Aim of the exercise - Write out the records below once more, exactly as they stand.

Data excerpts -

***

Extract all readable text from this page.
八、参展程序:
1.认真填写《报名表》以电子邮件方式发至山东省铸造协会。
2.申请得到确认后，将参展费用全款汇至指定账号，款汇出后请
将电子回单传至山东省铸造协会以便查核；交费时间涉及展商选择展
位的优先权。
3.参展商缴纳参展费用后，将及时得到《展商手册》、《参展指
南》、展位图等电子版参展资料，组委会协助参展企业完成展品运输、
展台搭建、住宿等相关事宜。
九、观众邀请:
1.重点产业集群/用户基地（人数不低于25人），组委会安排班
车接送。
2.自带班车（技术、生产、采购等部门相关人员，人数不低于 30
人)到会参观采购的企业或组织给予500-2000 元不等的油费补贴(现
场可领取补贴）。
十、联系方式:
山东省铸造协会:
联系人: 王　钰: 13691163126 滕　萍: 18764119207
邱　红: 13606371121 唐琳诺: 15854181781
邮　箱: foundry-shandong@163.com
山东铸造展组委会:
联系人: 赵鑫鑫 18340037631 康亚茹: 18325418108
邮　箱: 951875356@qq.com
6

***

Problem solution -
Extract all readable text from this page.
八、参展程序:
1.认真填写《报名表》以电子邮件方式发至山东省铸造协会。
2.申请得到确认后，将参展费用全款汇至指定账号，款汇出后请
将电子回单传至山东省铸造协会以便查核；交费时间涉及展商选择展
位的优先权。
3.参展商缴纳参展费用后，将及时得到《展商手册》、《参展指
南》、展位图等电子版参展资料，组委会协助参展企业完成展品运输、
展台搭建、住宿等相关事宜。
九、观众邀请:
1.重点产业集群/用户基地（人数不低于25人），组委会安排班
车接送。
2.自带班车（技术、生产、采购等部门相关人员，人数不低于 30
人)到会参观采购的企业或组织给予500-2000 元不等的油费补贴(现
场可领取补贴）。
十、联系方式:
山东省铸造协会:
联系人: 王　钰: 13691163126 滕　萍: 18764119207
邱　红: 13606371121 唐琳诺: 15854181781
邮　箱: foundry-shandong@163.com
山东铸造展组委会:
联系人: 赵鑫鑫 18340037631 康亚茹: 18325418108
邮　箱: 951875356@qq.com
6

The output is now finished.